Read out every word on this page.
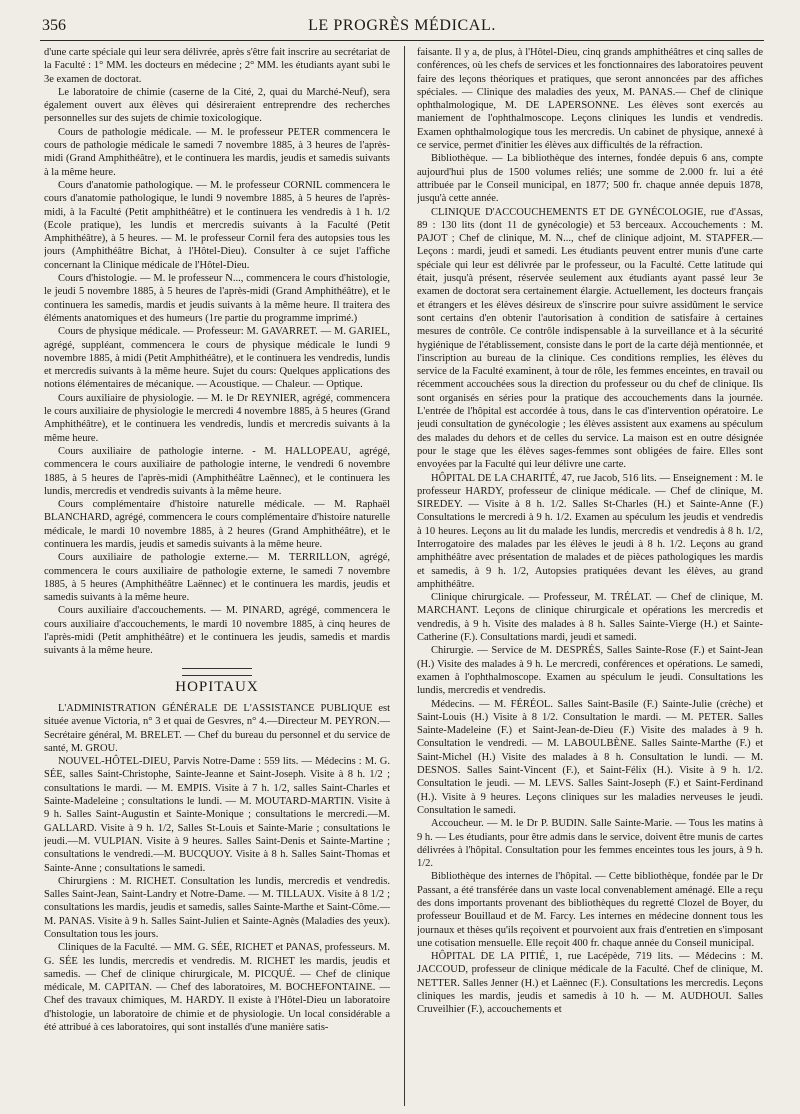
356	LE PROGRÈS MÉDICAL.

d'une carte spéciale qui leur sera délivrée, après s'être fait inscrire au secrétariat de la Faculté : 1° MM. les docteurs en médecine ; 2° MM. les étudiants ayant subi le 3e examen de doctorat.

Le laboratoire de chimie (caserne de la Cité, 2, quai du Marché-Neuf), sera également ouvert aux élèves qui désireraient entreprendre des recherches personnelles sur des sujets de chimie toxicologique.

Cours de pathologie médicale. — M. le professeur PETER commencera le cours de pathologie médicale le samedi 7 novembre 1885, à 3 heures de l'après-midi (Grand Amphithéâtre), et le continuera les mardis, jeudis et samedis suivants à la même heure.

Cours d'anatomie pathologique. — M. le professeur CORNIL commencera le cours d'anatomie pathologique, le lundi 9 novembre 1885, à 5 heures de l'après-midi, à la Faculté (Petit amphithéâtre) et le continuera les vendredis à 1 h. 1/2 (Ecole pratique), les lundis et mercredis suivants à la Faculté (Petit Amphithéâtre), à 5 heures. — M. le professeur Cornil fera des autopsies tous les jours (Amphithéâtre Bichat, à l'Hôtel-Dieu). Consulter à ce sujet l'affiche concernant la Clinique médicale de l'Hôtel-Dieu.

Cours d'histologie. — M. le professeur N..., commencera le cours d'histologie, le jeudi 5 novembre 1885, à 5 heures de l'après-midi (Grand Amphithéâtre), et le continuera les samedis, mardis et jeudis suivants à la même heure. Il traitera des éléments anatomiques et des humeurs (1re partie du programme imprimé.)

Cours de physique médicale. — Professeur: M. GAVARRET. — M. GARIEL, agrégé, suppléant, commencera le cours de physique médicale le lundi 9 novembre 1885, à midi (Petit Amphithéâtre), et le continuera les vendredis, lundis et mercredis suivants à la même heure. Sujet du cours: Quelques applications des notions élémentaires de mécanique. — Acoustique. — Chaleur. — Optique.

Cours auxiliaire de physiologie. — M. le Dr REYNIER, agrégé, commencera le cours auxiliaire de physiologie le mercredi 4 novembre 1885, à 5 heures (Grand Amphithéâtre), et le continuera les vendredis, lundis et mercredis suivants à la même heure.

Cours auxiliaire de pathologie interne. - M. HALLOPEAU, agrégé, commencera le cours auxiliaire de pathologie interne, le vendredi 6 novembre 1885, à 5 heures de l'après-midi (Amphithéâtre Laënnec), et le continuera les lundis, mercredis et vendredis suivants à la même heure.

Cours complémentaire d'histoire naturelle médicale. — M. Raphaël BLANCHARD, agrégé, commencera le cours complémentaire d'histoire naturelle médicale, le mardi 10 novembre 1885, à 2 heures (Grand Amphithéâtre), et le continuera les mardis, jeudis et samedis suivants à la même heure.

Cours auxiliaire de pathologie externe.— M. TERRILLON, agrégé, commencera le cours auxiliaire de pathologie externe, le samedi 7 novembre 1885, à 5 heures (Amphithéâtre Laënnec) et le continuera les mardis, jeudis et samedis suivants à la même heure.

Cours auxiliaire d'accouchements. — M. PINARD, agrégé, commencera le cours auxiliaire d'accouchements, le mardi 10 novembre 1885, à cinq heures de l'après-midi (Petit amphithéâtre) et le continuera les jeudis, samedis et mardis suivants à la même heure.

HOPITAUX

L'ADMINISTRATION GÉNÉRALE DE L'ASSISTANCE PUBLIQUE est située avenue Victoria, n° 3 et quai de Gesvres, n° 4.—Directeur M. PEYRON.— Secrétaire général, M. BRELET. — Chef du bureau du personnel et du service de santé, M. GROU.

NOUVEL-HÔTEL-DIEU, Parvis Notre-Dame : 559 lits. — Médecins : M. G. SÉE, salles Saint-Christophe, Sainte-Jeanne et Saint-Joseph. Visite à 8 h. 1/2 ; consultations le mardi. — M. EMPIS. Visite à 7 h. 1/2, salles Saint-Charles et Sainte-Madeleine ; consultations le lundi. — M. MOUTARD-MARTIN. Visite à 9 h. Salles Saint-Augustin et Sainte-Monique ; consultations le mercredi.—M. GALLARD. Visite à 9 h. 1/2, Salles St-Louis et Sainte-Marie ; consultations le jeudi.—M. VULPIAN. Visite à 9 heures. Salles Saint-Denis et Sainte-Martine ; consultations le vendredi.—M. BUCQUOY. Visite à 8 h. Salles Saint-Thomas et Sainte-Anne ; consultations le samedi.

Chirurgiens : M. RICHET. Consultation les lundis, mercredis et vendredis. Salles Saint-Jean, Saint-Landry et Notre-Dame. — M. TILLAUX. Visite à 8 1/2 ; consultations les mardis, jeudis et samedis, salles Sainte-Marthe et Saint-Côme.—M. PANAS. Visite à 9 h. Salles Saint-Julien et Sainte-Agnès (Maladies des yeux). Consultation tous les jours.

Cliniques de la Faculté. — MM. G. SÉE, RICHET et PANAS, professeurs. M. G. SÉE les lundis, mercredis et vendredis. M. RICHET les mardis, jeudis et samedis. — Chef de clinique chirurgicale, M. PICQUÉ. — Chef de clinique médicale, M. CAPITAN. — Chef des laboratoires, M. BOCHEFONTAINE. — Chef des travaux chimiques, M. HARDY. Il existe à l'Hôtel-Dieu un laboratoire d'histologie, un laboratoire de chimie et de physiologie. Un local considérable a été attribué à ces laboratoires, qui sont installés d'une manière satis-

faisante. Il y a, de plus, à l'Hôtel-Dieu, cinq grands amphithéâtres et cinq salles de conférences, où les chefs de services et les fonctionnaires des laboratoires peuvent faire des leçons théoriques et pratiques, que seront annoncées par des affiches spéciales. — Clinique des maladies des yeux, M. PANAS.— Chef de clinique ophthalmologique, M. DE LAPERSONNE. Les élèves sont exercés au maniement de l'ophthalmoscope. Leçons cliniques les lundis et vendredis. Examen ophthalmologique tous les mercredis. Un cabinet de physique, annexé à ce service, permet d'initier les élèves aux difficultés de la réfraction.

Bibliothèque. — La bibliothèque des internes, fondée depuis 6 ans, compte aujourd'hui plus de 1500 volumes reliés; une somme de 2.000 fr. lui a été attribuée par le Conseil municipal, en 1877; 500 fr. chaque année depuis 1878, jusqu'à cette année.

CLINIQUE D'ACCOUCHEMENTS ET DE GYNÉCOLOGIE, rue d'Assas, 89 : 130 lits (dont 11 de gynécologie) et 53 berceaux. Accouchements : M. PAJOT ; Chef de clinique, M. N..., chef de clinique adjoint, M. STAPFER.— Leçons : mardi, jeudi et samedi. Les étudiants peuvent entrer munis d'une carte spéciale qui leur est délivrée par le professeur, ou la Faculté. Cette latitude qui était, jusqu'à présent, réservée seulement aux étudiants ayant passé leur 3e examen de doctorat sera certainement élargie. Actuellement, les docteurs français et étrangers et les élèves désireux de s'inscrire pour suivre assidûment le service sont certains d'en obtenir l'autorisation à condition de satisfaire à certaines mesures de contrôle. Ce contrôle indispensable à la surveillance et à la sécurité hygiénique de l'établissement, consiste dans le port de la carte déjà mentionnée, et l'inscription au bureau de la clinique. Ces conditions remplies, les élèves du service de la Faculté examinent, à tour de rôle, les femmes enceintes, en travail ou récemment accouchées sous la direction du professeur ou du chef de clinique. Ils sont organisés en séries pour la pratique des accouchements dans la journée. L'entrée de l'hôpital est accordée à tous, dans le cas d'intervention opératoire. Le jeudi consultation de gynécologie ; les élèves assistent aux examens au spéculum des malades du dehors et de celles du service. La maison est en outre désignée pour le stage que les élèves sages-femmes sont obligées de faire. Elles sont envoyées par la Faculté qui leur délivre une carte.

HÔPITAL DE LA CHARITÉ, 47, rue Jacob, 516 lits. — Enseignement : M. le professeur HARDY, professeur de clinique médicale. — Chef de clinique, M. SIREDEY. — Visite à 8 h. 1/2. Salles St-Charles (H.) et Sainte-Anne (F.) Consultations le mercredi à 9 h. 1/2. Examen au spéculum les jeudis et vendredis à 10 heures. Leçons au lit du malade les lundis, mercredis et vendredis à 8 h. 1/2, Interrogatoire des malades par les élèves le jeudi à 8 h. 1/2. Leçons au grand amphithéâtre avec présentation de malades et de pièces pathologiques les mardis et samedis, à 9 h. 1/2, Autopsies pratiquées devant les élèves, au grand amphithéâtre.

Clinique chirurgicale. — Professeur, M. TRÉLAT. — Chef de clinique, M. MARCHANT. Leçons de clinique chirurgicale et opérations les mercredis et vendredis, à 9 h. Visite des malades à 8 h. Salles Sainte-Vierge (H.) et Sainte-Catherine (F.). Consultations mardi, jeudi et samedi.

Chirurgie. — Service de M. DESPRÉS, Salles Sainte-Rose (F.) et Saint-Jean (H.) Visite des malades à 9 h. Le mercredi, conférences et opérations. Le samedi, examen à l'ophthalmoscope. Examen au spéculum le jeudi. Consultations les lundis, mercredis et vendredis.

Médecins. — M. FÉRÉOL. Salles Saint-Basile (F.) Sainte-Julie (crèche) et Saint-Louis (H.) Visite à 8 1/2. Consultation le mardi. — M. PETER. Salles Sainte-Madeleine (F.) et Saint-Jean-de-Dieu (F.) Visite des malades à 9 h. Consultation le vendredi. — M. LABOULBÈNE. Salles Sainte-Marthe (F.) et Saint-Michel (H.) Visite des malades à 8 h. Consultation le lundi. — M. DESNOS. Salles Saint-Vincent (F.), et Saint-Félix (H.). Visite à 9 h. 1/2. Consultation le jeudi. — M. LEVS. Salles Saint-Joseph (F.) et Saint-Ferdinand (H.). Visite à 9 heures. Leçons cliniques sur les maladies nerveuses le jeudi. Consultation le samedi.

Accoucheur. — M. le Dr P. BUDIN. Salle Sainte-Marie. — Tous les matins à 9 h. — Les étudiants, pour être admis dans le service, doivent être munis de cartes délivrées à l'hôpital. Consultation pour les femmes enceintes tous les jours, à 9 h. 1/2.

Bibliothèque des internes de l'hôpital. — Cette bibliothèque, fondée par le Dr Passant, a été transférée dans un vaste local convenablement aménagé. Elle a reçu des dons importants provenant des bibliothèques du regretté Clozel de Boyer, du professeur Bouillaud et de M. Farcy. Les internes en médecine donnent tous les journaux et thèses qu'ils reçoivent et pourvoient aux frais d'entretien en s'imposant une cotisation mensuelle. Elle reçoit 400 fr. chaque année du Conseil municipal.

HÔPITAL DE LA PITIÉ, 1, rue Lacépède, 719 lits. — Médecins : M. JACCOUD, professeur de clinique médicale de la Faculté. Chef de clinique, M. NETTER. Salles Jenner (H.) et Laënnec (F.). Consultations les mercredis. Leçons cliniques les mardis, jeudis et samedis à 10 h. — M. AUDHOUI. Salles Cruveilhier (F.), accouchements et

##############################

§ **Exercise brief**: Identify all lines in the records above with the word "jours".

§ **Written reply**:
Cours d'anatomie pathologique. — M. le professeur CORNIL commencera le cours d'anatomie pathologique, le lundi 9 novembre 1885, à 5 heures de l'après-midi, à la Faculté (Petit amphithéâtre) et le continuera les vendredis à 1 h. 1/2 (Ecole pratique), les lundis et mercredis suivants à la Faculté (Petit Amphithéâtre), à 5 heures. — M. le professeur Cornil fera des autopsies tous les jours (Amphithéâtre Bichat, à l'Hôtel-Dieu). Consulter à ce sujet l'affiche concernant la Clinique médicale de l'Hôtel-Dieu.
Chirurgiens : M. RICHET. Consultation les lundis, mercredis et vendredis. Salles Saint-Jean, Saint-Landry et Notre-Dame. — M. TILLAUX. Visite à 8 1/2 ; consultations les mardis, jeudis et samedis, salles Sainte-Marthe et Saint-Côme.—M. PANAS. Visite à 9 h. Salles Saint-Julien et Sainte-Agnès (Maladies des yeux). Consultation tous les jours.
Accoucheur. — M. le Dr P. BUDIN. Salle Sainte-Marie. — Tous les matins à 9 h. — Les étudiants, pour être admis dans le service, doivent être munis de cartes délivrées à l'hôpital. Consultation pour les femmes enceintes tous les jours, à 9 h. 1/2.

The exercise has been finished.